* _Your goal_
Read through the records below and copy each line that uses the word "this".

------ Data excerpts

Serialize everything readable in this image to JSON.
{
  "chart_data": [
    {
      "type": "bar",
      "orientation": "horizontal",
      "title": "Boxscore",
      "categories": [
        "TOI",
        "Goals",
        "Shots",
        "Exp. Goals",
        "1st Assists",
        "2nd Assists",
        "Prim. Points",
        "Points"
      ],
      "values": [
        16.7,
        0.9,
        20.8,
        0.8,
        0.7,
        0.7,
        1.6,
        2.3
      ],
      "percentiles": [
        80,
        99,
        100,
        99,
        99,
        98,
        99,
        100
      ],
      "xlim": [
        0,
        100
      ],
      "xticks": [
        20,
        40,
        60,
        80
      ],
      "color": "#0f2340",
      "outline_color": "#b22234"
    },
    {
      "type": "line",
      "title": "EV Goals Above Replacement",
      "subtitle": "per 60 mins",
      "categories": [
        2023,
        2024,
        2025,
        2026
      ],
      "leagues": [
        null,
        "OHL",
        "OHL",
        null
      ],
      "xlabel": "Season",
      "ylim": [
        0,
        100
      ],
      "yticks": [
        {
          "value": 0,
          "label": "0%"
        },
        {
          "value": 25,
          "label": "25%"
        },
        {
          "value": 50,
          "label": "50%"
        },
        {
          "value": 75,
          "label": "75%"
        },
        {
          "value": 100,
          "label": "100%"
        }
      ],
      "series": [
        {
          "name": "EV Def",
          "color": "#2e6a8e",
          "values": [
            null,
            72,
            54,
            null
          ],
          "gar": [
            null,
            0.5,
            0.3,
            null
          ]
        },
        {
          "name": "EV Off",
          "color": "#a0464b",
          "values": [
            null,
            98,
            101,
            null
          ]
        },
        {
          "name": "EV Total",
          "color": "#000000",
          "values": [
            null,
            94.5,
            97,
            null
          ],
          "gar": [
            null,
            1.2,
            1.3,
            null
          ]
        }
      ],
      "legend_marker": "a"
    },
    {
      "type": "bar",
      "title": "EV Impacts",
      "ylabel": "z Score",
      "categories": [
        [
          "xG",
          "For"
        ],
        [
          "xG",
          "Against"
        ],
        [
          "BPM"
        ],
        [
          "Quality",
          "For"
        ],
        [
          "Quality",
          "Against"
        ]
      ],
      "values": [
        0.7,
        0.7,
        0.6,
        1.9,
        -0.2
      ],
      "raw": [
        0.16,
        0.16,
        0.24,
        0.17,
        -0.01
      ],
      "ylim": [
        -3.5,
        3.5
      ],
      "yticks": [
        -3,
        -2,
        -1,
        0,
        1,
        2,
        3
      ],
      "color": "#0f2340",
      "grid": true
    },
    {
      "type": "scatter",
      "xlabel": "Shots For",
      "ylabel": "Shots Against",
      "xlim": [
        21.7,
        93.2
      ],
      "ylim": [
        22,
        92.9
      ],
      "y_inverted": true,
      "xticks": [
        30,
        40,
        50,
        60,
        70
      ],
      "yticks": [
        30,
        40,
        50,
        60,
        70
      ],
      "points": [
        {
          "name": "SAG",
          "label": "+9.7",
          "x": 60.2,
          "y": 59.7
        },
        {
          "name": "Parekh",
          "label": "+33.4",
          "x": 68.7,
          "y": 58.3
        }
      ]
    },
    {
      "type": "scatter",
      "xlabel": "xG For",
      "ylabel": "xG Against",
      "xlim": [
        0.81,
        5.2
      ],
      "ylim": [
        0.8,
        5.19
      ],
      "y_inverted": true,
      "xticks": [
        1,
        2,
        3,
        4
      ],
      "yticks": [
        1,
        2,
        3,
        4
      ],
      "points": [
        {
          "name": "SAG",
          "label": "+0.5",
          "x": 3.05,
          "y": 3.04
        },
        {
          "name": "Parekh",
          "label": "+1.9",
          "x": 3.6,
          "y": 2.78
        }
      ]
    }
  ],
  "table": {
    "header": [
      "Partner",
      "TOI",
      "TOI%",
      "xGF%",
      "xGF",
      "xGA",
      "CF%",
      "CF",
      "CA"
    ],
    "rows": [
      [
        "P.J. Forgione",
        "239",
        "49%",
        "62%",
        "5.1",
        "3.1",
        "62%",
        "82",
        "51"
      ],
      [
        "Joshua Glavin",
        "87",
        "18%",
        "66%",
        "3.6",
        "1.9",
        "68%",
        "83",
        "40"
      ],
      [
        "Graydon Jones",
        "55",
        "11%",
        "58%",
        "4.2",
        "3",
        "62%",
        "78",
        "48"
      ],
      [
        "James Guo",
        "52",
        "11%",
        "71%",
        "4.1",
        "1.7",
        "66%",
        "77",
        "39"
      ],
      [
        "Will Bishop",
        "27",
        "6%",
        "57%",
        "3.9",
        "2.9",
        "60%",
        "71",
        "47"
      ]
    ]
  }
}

------------
------ Data excerpts

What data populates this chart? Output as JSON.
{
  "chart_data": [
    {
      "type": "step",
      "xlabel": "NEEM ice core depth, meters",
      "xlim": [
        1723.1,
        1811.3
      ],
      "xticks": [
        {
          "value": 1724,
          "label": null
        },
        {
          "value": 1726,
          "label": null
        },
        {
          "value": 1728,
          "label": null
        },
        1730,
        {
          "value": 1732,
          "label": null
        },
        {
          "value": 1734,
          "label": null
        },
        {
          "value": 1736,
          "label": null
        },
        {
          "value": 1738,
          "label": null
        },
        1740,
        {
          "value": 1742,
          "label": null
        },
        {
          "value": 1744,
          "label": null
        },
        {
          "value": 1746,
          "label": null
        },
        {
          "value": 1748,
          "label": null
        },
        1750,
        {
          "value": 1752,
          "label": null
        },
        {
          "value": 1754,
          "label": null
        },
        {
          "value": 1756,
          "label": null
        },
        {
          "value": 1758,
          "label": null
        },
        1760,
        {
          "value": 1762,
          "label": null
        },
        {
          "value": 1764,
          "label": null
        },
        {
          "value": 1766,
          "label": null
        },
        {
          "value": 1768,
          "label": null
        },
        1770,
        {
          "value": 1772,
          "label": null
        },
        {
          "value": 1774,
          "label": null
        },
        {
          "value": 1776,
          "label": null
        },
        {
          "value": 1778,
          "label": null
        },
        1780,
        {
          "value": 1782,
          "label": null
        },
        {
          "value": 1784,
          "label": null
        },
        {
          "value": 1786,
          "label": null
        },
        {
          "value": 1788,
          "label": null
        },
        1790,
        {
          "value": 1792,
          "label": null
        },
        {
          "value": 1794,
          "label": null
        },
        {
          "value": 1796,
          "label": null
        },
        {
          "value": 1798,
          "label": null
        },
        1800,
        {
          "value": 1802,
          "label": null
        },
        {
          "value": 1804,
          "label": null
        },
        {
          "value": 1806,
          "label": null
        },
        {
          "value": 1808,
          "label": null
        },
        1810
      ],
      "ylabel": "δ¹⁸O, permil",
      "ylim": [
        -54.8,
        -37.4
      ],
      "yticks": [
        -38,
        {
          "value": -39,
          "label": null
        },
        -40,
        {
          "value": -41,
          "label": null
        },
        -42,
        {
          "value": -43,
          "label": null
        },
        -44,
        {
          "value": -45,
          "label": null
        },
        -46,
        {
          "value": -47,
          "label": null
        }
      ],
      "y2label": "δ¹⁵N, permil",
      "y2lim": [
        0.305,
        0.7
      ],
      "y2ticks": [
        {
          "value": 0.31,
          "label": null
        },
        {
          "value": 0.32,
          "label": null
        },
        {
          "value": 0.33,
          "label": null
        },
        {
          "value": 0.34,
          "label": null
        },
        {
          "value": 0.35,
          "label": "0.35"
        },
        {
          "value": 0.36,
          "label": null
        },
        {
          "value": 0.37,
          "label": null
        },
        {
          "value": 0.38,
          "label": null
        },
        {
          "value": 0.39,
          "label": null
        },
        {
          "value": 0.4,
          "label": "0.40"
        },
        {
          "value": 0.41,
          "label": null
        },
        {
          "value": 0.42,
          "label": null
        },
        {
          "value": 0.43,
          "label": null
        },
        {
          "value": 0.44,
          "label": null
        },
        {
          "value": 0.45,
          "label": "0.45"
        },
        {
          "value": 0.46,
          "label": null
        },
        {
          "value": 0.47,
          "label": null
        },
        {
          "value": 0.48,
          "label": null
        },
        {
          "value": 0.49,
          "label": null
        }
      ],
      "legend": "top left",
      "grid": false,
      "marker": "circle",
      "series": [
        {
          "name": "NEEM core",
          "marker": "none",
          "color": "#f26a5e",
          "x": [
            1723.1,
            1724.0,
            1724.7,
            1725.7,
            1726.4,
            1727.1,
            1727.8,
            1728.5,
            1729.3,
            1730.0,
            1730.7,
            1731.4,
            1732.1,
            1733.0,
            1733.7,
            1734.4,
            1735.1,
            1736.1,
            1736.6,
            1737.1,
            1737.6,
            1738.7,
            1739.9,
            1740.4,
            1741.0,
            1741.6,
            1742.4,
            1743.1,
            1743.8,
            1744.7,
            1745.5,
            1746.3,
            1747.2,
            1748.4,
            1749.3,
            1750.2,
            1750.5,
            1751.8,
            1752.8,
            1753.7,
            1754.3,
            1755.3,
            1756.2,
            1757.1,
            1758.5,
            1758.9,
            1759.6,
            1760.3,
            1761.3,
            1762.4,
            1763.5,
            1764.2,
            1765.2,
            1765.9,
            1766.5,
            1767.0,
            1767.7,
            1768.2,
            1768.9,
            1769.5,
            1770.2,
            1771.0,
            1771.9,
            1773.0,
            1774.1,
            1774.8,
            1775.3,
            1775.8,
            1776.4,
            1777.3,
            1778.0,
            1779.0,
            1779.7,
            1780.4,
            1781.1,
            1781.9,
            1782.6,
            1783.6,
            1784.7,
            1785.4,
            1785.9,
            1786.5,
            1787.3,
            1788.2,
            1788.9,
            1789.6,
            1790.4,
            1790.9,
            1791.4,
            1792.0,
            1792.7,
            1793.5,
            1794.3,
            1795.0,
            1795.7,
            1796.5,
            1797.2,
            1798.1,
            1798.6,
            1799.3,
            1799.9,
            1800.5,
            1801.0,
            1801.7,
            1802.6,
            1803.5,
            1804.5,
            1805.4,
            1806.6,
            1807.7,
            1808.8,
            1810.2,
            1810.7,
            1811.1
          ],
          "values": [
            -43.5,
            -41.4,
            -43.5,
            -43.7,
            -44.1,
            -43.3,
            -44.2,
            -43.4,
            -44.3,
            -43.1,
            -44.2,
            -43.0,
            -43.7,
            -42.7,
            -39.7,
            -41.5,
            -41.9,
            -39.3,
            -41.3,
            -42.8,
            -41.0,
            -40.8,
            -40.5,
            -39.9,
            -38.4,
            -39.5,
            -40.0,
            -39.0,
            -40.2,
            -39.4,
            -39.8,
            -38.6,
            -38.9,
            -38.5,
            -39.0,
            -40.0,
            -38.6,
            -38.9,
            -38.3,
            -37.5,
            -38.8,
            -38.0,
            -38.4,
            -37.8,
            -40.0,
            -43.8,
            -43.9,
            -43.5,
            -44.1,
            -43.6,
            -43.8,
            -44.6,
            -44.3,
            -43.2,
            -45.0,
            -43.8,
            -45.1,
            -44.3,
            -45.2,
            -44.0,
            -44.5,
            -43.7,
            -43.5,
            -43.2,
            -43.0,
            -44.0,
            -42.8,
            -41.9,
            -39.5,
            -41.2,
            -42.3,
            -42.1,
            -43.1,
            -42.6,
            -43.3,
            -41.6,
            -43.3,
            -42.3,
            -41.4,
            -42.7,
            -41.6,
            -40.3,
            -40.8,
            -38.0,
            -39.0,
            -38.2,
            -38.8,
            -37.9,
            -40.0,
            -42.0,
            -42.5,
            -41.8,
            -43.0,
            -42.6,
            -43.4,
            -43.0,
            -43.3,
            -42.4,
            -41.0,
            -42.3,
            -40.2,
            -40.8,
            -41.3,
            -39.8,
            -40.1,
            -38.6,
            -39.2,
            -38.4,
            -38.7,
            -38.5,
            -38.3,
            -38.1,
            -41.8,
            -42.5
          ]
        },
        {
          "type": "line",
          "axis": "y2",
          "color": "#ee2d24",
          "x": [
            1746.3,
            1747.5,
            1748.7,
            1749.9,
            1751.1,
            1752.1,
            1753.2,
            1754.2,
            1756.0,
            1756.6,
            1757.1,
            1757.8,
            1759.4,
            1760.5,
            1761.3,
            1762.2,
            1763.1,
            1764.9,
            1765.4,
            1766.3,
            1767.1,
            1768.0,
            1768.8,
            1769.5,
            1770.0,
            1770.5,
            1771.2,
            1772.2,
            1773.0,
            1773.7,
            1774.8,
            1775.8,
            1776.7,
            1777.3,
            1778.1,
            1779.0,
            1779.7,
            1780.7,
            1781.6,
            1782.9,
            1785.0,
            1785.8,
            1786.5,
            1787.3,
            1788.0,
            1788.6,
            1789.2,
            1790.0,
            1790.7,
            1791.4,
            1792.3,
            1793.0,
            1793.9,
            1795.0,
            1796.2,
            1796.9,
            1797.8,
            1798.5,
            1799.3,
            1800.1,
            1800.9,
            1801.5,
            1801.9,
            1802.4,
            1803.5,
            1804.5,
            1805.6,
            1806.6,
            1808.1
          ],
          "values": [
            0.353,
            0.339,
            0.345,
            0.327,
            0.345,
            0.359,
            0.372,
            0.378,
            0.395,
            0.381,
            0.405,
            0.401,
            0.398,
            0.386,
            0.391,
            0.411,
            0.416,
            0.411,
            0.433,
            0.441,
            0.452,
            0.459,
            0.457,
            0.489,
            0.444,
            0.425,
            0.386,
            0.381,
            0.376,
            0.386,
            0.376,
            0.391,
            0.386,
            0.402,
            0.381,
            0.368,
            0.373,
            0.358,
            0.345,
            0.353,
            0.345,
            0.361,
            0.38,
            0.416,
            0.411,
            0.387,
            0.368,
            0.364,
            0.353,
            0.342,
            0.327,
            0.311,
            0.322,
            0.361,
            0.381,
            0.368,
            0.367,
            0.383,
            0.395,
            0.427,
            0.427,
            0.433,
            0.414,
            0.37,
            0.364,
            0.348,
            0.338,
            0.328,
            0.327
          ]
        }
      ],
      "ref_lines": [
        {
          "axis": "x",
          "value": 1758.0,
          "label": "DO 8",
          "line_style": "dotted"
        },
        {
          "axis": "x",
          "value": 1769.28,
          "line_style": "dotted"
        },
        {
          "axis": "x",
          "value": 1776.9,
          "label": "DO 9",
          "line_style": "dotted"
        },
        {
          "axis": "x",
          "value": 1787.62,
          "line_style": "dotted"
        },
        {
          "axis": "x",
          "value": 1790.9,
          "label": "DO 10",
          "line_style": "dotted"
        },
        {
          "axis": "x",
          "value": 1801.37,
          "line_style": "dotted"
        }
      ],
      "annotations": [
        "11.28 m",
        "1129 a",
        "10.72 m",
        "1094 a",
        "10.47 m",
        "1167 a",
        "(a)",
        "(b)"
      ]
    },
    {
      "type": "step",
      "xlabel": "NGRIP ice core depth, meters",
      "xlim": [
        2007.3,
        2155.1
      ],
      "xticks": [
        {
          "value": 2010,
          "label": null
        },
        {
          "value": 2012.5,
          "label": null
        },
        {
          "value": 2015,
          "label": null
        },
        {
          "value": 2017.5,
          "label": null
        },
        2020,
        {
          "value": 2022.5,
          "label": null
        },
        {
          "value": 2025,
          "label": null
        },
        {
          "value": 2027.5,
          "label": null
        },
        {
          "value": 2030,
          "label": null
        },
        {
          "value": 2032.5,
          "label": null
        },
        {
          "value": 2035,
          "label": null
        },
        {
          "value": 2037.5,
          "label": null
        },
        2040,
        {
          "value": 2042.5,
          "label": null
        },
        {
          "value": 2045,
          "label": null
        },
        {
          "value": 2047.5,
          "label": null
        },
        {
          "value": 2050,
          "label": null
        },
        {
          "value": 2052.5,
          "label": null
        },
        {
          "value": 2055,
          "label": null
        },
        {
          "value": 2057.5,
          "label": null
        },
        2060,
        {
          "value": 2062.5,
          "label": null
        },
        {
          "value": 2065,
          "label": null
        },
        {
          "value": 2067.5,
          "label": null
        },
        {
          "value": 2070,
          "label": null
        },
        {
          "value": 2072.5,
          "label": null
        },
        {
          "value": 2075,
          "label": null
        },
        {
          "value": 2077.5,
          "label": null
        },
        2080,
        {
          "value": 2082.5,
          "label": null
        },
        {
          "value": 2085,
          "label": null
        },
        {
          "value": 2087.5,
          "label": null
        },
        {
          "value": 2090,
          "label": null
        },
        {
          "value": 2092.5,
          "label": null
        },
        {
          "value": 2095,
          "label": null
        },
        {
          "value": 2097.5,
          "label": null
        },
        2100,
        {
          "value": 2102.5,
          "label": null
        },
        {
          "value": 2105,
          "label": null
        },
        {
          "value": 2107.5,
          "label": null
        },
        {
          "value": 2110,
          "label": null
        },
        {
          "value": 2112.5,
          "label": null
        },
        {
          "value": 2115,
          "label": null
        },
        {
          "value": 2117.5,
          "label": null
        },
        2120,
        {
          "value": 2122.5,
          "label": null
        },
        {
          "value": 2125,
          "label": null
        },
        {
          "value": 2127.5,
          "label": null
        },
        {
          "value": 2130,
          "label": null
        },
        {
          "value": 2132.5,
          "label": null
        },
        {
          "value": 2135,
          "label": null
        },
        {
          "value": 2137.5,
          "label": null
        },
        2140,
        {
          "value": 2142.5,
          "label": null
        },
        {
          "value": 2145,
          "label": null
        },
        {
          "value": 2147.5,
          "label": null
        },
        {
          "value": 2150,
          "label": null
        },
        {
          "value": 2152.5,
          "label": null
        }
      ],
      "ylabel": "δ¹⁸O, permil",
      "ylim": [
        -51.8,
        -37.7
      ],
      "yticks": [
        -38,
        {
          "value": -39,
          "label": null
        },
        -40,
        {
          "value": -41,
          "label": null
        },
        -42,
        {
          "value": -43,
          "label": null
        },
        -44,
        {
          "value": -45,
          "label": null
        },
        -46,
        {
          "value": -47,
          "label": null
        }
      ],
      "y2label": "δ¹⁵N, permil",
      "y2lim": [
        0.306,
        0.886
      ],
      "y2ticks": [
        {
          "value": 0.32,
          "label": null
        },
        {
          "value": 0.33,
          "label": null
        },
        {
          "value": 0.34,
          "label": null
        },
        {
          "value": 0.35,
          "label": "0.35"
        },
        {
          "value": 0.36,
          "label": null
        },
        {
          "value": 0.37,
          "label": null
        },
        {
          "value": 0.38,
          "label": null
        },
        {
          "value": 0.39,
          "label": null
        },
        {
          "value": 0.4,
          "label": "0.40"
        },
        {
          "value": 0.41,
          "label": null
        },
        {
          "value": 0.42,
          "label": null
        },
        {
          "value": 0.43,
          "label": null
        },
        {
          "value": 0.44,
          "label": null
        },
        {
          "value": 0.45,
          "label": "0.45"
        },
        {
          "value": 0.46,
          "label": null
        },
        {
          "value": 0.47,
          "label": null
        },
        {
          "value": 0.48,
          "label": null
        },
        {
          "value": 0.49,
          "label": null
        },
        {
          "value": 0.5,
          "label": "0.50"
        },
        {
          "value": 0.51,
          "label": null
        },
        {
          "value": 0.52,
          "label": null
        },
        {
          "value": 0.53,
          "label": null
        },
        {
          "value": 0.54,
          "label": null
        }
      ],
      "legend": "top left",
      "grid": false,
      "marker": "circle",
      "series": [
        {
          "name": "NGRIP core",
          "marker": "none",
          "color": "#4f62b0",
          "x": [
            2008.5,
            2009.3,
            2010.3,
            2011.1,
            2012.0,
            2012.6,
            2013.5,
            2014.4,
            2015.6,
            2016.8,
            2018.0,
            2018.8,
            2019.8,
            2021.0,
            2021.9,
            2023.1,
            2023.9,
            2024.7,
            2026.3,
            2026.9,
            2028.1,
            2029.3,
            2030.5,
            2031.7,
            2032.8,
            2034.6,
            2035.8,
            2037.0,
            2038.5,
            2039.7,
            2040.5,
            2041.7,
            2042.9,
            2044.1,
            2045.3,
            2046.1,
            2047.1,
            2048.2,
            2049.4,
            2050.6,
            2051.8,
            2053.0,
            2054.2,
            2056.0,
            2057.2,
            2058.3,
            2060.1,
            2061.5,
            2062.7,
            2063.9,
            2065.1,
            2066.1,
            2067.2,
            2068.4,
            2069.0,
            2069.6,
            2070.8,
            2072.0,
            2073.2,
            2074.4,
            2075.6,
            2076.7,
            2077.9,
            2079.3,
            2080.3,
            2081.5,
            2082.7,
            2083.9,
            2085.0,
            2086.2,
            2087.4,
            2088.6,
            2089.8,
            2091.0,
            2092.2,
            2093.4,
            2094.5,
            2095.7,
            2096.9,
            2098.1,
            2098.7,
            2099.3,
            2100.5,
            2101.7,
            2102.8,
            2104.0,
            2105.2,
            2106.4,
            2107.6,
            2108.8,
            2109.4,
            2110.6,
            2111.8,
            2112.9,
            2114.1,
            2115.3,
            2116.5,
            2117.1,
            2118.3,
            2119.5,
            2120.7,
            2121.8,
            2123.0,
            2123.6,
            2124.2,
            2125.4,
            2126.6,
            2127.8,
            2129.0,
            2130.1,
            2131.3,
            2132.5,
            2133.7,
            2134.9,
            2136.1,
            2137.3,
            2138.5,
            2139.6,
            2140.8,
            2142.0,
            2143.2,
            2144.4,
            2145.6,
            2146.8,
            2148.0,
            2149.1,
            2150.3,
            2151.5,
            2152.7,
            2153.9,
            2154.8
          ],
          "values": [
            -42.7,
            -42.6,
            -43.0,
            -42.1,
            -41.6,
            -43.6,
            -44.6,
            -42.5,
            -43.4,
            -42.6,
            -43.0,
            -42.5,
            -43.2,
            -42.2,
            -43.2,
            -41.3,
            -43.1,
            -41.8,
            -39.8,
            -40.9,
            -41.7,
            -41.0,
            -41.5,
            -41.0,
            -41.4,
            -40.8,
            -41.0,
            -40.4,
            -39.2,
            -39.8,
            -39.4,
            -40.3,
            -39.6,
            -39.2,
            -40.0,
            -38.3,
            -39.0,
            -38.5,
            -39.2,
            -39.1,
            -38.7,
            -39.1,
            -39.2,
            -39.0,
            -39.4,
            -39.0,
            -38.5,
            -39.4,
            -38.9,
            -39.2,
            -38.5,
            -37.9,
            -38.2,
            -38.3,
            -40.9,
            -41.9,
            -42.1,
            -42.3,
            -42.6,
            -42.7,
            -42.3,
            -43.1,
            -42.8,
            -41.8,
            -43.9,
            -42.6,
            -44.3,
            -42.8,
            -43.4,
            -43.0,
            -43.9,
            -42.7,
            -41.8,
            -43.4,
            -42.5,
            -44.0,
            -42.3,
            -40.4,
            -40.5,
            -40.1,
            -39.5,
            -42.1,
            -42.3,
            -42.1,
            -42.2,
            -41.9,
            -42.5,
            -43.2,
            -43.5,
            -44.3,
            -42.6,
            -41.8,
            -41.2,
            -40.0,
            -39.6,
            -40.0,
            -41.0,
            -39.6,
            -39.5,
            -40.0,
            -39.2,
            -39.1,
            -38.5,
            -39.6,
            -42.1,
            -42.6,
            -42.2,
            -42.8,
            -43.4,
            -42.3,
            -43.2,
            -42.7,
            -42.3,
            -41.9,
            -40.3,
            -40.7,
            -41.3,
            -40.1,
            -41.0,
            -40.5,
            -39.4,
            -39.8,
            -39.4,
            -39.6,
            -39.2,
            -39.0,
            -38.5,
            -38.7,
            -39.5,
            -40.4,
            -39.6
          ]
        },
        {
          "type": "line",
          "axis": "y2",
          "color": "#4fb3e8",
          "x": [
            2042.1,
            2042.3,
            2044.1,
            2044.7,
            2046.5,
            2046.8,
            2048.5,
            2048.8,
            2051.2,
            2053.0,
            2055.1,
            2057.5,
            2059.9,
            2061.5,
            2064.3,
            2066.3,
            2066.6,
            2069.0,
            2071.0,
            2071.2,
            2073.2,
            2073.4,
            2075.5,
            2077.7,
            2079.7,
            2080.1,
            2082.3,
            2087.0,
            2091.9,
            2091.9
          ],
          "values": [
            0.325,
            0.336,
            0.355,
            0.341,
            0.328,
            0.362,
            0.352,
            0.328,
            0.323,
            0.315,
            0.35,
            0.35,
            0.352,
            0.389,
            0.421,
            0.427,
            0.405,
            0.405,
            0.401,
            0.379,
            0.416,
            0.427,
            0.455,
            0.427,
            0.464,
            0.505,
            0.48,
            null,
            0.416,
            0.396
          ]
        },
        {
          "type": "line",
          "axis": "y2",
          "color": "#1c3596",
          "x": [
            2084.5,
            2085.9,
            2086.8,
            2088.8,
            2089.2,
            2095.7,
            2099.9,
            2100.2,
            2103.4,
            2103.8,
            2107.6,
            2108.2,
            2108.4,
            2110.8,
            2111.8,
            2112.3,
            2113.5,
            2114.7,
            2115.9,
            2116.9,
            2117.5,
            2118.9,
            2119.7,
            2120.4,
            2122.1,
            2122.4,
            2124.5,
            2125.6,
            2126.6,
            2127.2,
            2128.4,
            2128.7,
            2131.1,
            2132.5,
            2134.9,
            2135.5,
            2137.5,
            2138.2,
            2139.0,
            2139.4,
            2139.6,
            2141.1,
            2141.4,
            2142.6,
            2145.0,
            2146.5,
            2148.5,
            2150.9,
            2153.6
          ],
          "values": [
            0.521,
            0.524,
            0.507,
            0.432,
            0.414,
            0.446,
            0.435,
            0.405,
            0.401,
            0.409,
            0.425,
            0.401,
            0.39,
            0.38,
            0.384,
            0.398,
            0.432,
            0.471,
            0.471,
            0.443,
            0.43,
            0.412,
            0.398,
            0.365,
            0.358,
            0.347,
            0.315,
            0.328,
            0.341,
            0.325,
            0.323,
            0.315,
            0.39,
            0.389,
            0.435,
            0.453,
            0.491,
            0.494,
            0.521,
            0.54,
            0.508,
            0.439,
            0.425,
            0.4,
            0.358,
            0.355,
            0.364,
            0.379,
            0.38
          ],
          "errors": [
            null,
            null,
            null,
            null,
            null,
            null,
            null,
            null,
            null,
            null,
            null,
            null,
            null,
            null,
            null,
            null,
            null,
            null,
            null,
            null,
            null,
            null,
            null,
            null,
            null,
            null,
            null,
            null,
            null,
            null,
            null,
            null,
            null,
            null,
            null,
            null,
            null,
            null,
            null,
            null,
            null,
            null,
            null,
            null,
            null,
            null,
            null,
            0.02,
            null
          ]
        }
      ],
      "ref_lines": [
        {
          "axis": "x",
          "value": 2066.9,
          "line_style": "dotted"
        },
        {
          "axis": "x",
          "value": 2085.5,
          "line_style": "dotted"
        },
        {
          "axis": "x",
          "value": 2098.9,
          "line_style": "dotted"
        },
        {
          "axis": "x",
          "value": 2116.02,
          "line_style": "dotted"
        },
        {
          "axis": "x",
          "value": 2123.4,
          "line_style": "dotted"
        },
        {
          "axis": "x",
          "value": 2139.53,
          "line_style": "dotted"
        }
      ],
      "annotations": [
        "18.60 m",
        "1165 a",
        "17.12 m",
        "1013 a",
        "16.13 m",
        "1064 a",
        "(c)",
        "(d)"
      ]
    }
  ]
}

------------

* _Solution below_
Serialize everything readable in this image to JSON.
What data populates this chart? Output as JSON.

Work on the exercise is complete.